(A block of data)
** start **

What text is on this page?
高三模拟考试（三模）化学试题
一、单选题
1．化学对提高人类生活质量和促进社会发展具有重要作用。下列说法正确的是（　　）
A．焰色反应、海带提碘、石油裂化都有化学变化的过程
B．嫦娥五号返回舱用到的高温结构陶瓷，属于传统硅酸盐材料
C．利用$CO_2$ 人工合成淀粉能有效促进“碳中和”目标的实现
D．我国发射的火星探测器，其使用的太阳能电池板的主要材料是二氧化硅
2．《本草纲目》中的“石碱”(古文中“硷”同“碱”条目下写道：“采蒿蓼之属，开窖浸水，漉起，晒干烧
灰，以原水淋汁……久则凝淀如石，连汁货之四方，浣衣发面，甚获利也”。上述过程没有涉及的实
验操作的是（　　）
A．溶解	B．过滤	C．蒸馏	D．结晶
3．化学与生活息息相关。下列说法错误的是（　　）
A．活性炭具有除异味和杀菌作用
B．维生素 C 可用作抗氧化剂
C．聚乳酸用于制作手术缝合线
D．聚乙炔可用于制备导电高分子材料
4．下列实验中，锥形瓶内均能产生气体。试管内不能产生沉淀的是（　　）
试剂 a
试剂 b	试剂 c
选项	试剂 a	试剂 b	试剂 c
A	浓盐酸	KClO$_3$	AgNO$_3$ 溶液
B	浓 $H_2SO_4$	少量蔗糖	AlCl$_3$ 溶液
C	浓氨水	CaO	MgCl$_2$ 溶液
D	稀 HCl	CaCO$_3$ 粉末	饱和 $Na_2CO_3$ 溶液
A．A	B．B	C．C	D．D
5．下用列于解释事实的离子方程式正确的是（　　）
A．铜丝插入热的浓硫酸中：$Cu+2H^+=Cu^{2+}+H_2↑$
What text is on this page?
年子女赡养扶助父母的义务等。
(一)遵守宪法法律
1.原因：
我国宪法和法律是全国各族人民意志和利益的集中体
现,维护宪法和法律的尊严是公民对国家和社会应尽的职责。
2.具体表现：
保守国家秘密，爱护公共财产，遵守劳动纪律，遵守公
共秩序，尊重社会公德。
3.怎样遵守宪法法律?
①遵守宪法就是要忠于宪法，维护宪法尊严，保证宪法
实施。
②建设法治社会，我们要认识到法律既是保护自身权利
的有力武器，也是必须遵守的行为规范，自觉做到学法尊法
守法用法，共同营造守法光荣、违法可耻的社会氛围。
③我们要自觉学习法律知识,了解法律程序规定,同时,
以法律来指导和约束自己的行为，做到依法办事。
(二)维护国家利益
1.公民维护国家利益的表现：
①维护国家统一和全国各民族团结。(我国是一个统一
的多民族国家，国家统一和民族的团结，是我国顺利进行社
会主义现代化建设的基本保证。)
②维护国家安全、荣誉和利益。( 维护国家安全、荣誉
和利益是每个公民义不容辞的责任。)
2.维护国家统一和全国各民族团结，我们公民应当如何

** end **

What to produce: Every record should be repeated exactly; please leave none out.

Full answer:
What text is on this page?
高三模拟考试（三模）化学试题
一、单选题
1．化学对提高人类生活质量和促进社会发展具有重要作用。下列说法正确的是（　　）
A．焰色反应、海带提碘、石油裂化都有化学变化的过程
B．嫦娥五号返回舱用到的高温结构陶瓷，属于传统硅酸盐材料
C．利用$CO_2$ 人工合成淀粉能有效促进“碳中和”目标的实现
D．我国发射的火星探测器，其使用的太阳能电池板的主要材料是二氧化硅
2．《本草纲目》中的“石碱”(古文中“硷”同“碱”条目下写道：“采蒿蓼之属，开窖浸水，漉起，晒干烧
灰，以原水淋汁……久则凝淀如石，连汁货之四方，浣衣发面，甚获利也”。上述过程没有涉及的实
验操作的是（　　）
A．溶解	B．过滤	C．蒸馏	D．结晶
3．化学与生活息息相关。下列说法错误的是（　　）
A．活性炭具有除异味和杀菌作用
B．维生素 C 可用作抗氧化剂
C．聚乳酸用于制作手术缝合线
D．聚乙炔可用于制备导电高分子材料
4．下列实验中，锥形瓶内均能产生气体。试管内不能产生沉淀的是（　　）
试剂 a
试剂 b	试剂 c
选项	试剂 a	试剂 b	试剂 c
A	浓盐酸	KClO$_3$	AgNO$_3$ 溶液
B	浓 $H_2SO_4$	少量蔗糖	AlCl$_3$ 溶液
C	浓氨水	CaO	MgCl$_2$ 溶液
D	稀 HCl	CaCO$_3$ 粉末	饱和 $Na_2CO_3$ 溶液
A．A	B．B	C．C	D．D
5．下用列于解释事实的离子方程式正确的是（　　）
A．铜丝插入热的浓硫酸中：$Cu+2H^+=Cu^{2+}+H_2↑$
What text is on this page?
年子女赡养扶助父母的义务等。
(一)遵守宪法法律
1.原因：
我国宪法和法律是全国各族人民意志和利益的集中体
现,维护宪法和法律的尊严是公民对国家和社会应尽的职责。
2.具体表现：
保守国家秘密，爱护公共财产，遵守劳动纪律，遵守公
共秩序，尊重社会公德。
3.怎样遵守宪法法律?
①遵守宪法就是要忠于宪法，维护宪法尊严，保证宪法
实施。
②建设法治社会，我们要认识到法律既是保护自身权利
的有力武器，也是必须遵守的行为规范，自觉做到学法尊法
守法用法，共同营造守法光荣、违法可耻的社会氛围。
③我们要自觉学习法律知识,了解法律程序规定,同时,
以法律来指导和约束自己的行为，做到依法办事。
(二)维护国家利益
1.公民维护国家利益的表现：
①维护国家统一和全国各民族团结。(我国是一个统一
的多民族国家，国家统一和民族的团结，是我国顺利进行社
会主义现代化建设的基本保证。)
②维护国家安全、荣誉和利益。( 维护国家安全、荣誉
和利益是每个公民义不容辞的责任。)
2.维护国家统一和全国各民族团结，我们公民应当如何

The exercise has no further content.